■ **THE TASK**: Note how many lines in the entries contain the string "heading", then give that number and nothing else.

■ **DATA SHOWN**:
┄┄┄┄┄┄┄┄┄┄

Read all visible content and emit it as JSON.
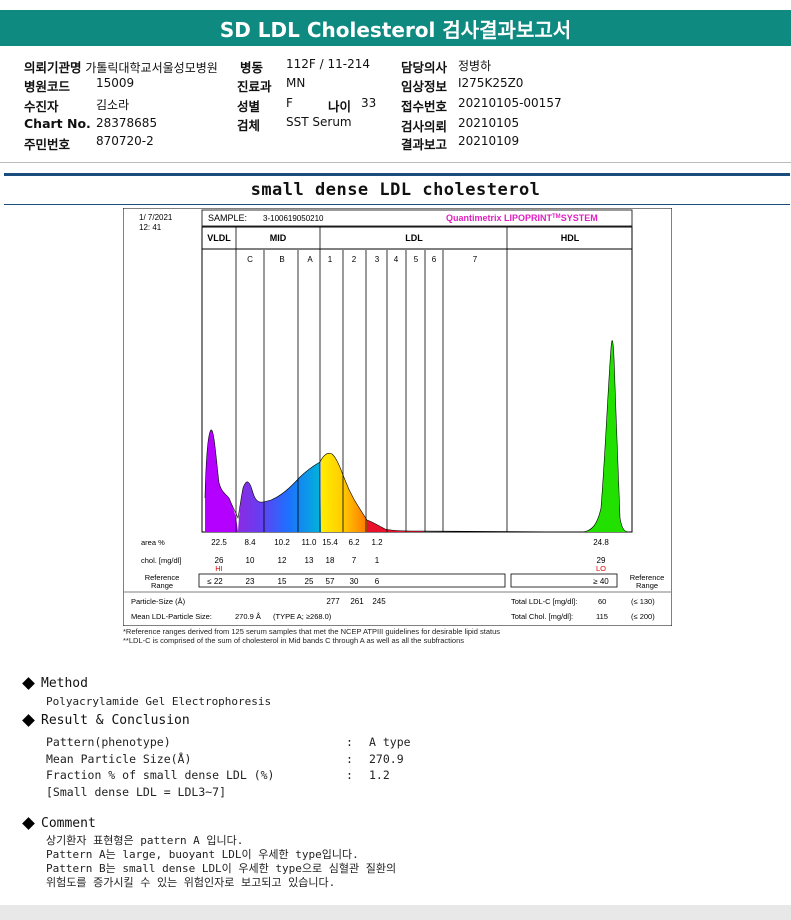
{
  "header": {
    "title": "SD LDL Cholesterol 검사결과보고서"
  },
  "info": {
    "c1": [
      {
        "label": "의뢰기관명",
        "value": "가톨릭대학교서울성모병원"
      },
      {
        "label": "병원코드",
        "value": "15009"
      },
      {
        "label": "수진자",
        "value": "김소라"
      },
      {
        "label": "Chart No.",
        "value": "28378685"
      },
      {
        "label": "주민번호",
        "value": "870720-2"
      }
    ],
    "c2": [
      {
        "label": "병동",
        "value": "112F / 11-214"
      },
      {
        "label": "진료과",
        "value": "MN"
      },
      {
        "label": "성별",
        "value": "F"
      },
      {
        "label": "검체",
        "value": "SST Serum"
      }
    ],
    "age": {
      "label": "나이",
      "value": "33"
    },
    "c3": [
      {
        "label": "담당의사",
        "value": "정병하"
      },
      {
        "label": "임상정보",
        "value": "I275K25Z0"
      },
      {
        "label": "접수번호",
        "value": "20210105-00157"
      },
      {
        "label": "검사의뢰",
        "value": "20210105"
      },
      {
        "label": "결과보고",
        "value": "20210109"
      }
    ]
  },
  "section_title": "small dense LDL cholesterol",
  "report": {
    "date": "1/ 7/2021",
    "time": "12: 41",
    "sample_label": "SAMPLE:",
    "sample_id": "3-100619050210",
    "brand": "Quantimetrix LIPOPRINT",
    "brand_tm": "TM",
    "brand_suffix": "SYSTEM",
    "groups": [
      "VLDL",
      "MID",
      "LDL",
      "HDL"
    ],
    "bands": [
      "C",
      "B",
      "A",
      "1",
      "2",
      "3",
      "4",
      "5",
      "6",
      "7"
    ],
    "row_labels": {
      "area": "area %",
      "chol": "chol. [mg/dl]",
      "ref1": "Reference",
      "ref2": "Range",
      "particle": "Particle-Size (Å)",
      "mean": "Mean LDL-Particle Size:"
    },
    "area": [
      "22.5",
      "8.4",
      "10.2",
      "11.0",
      "15.4",
      "6.2",
      "1.2",
      "24.8"
    ],
    "chol": [
      "26",
      "10",
      "12",
      "13",
      "18",
      "7",
      "1",
      "29"
    ],
    "flags": {
      "vldl": "HI",
      "hdl": "LO"
    },
    "ref": [
      "≤ 22",
      "23",
      "15",
      "25",
      "57",
      "30",
      "6"
    ],
    "ref_hdl": "≥ 40",
    "particle_size": [
      "277",
      "261",
      "245"
    ],
    "mean_value": "270.9 Å",
    "mean_type": "(TYPE A; ≥268.0)",
    "total_ldl_label": "Total LDL-C [mg/dl]:",
    "total_ldl_value": "60",
    "total_ldl_ref": "(≤ 130)",
    "total_chol_label": "Total Chol. [mg/dl]:",
    "total_chol_value": "115",
    "total_chol_ref": "(≤ 200)",
    "footnote1": "*Reference ranges derived from 125 serum samples that met the NCEP ATPIII guidelines for desirable lipid status",
    "footnote2": "**LDL-C is comprised of the sum of cholesterol in Mid bands C through A as well as all the subfractions"
  },
  "method": {
    "heading": "Method",
    "text": "Polyacrylamide Gel Electrophoresis"
  },
  "result": {
    "heading": "Result & Conclusion",
    "rows": [
      {
        "label": "Pattern(phenotype)",
        "value": "A type"
      },
      {
        "label": "Mean Particle Size(Å)",
        "value": "270.9"
      },
      {
        "label": "Fraction % of small dense LDL (%)",
        "value": "1.2"
      }
    ],
    "note": "[Small dense LDL = LDL3~7]"
  },
  "comment": {
    "heading": "Comment",
    "lines": [
      "상기환자 표현형은 pattern A 입니다.",
      "Pattern A는 large, buoyant LDL이 우세한 type입니다.",
      "Pattern B는 small dense LDL이 우세한 type으로 심혈관 질환의",
      "위험도를 증가시킬 수 있는 위험인자로 보고되고 있습니다."
    ]
  },
  "colors": {
    "header_bg": "#0e8a80",
    "rule": "#1a4c7d",
    "brand": "#e020c0",
    "vldl": "#b400ff",
    "mid_c": "#8a2be2",
    "mid_b": "#1e6fff",
    "mid_a": "#00b4d8",
    "ldl1": "#ffee00",
    "ldl2": "#ffb000",
    "ldl3": "#e8102a",
    "hdl": "#22e000",
    "flag": "#e00000"
  }
}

┄┄┄┄┄┄┄┄┄┄

■ **FINAL RESULT**: 3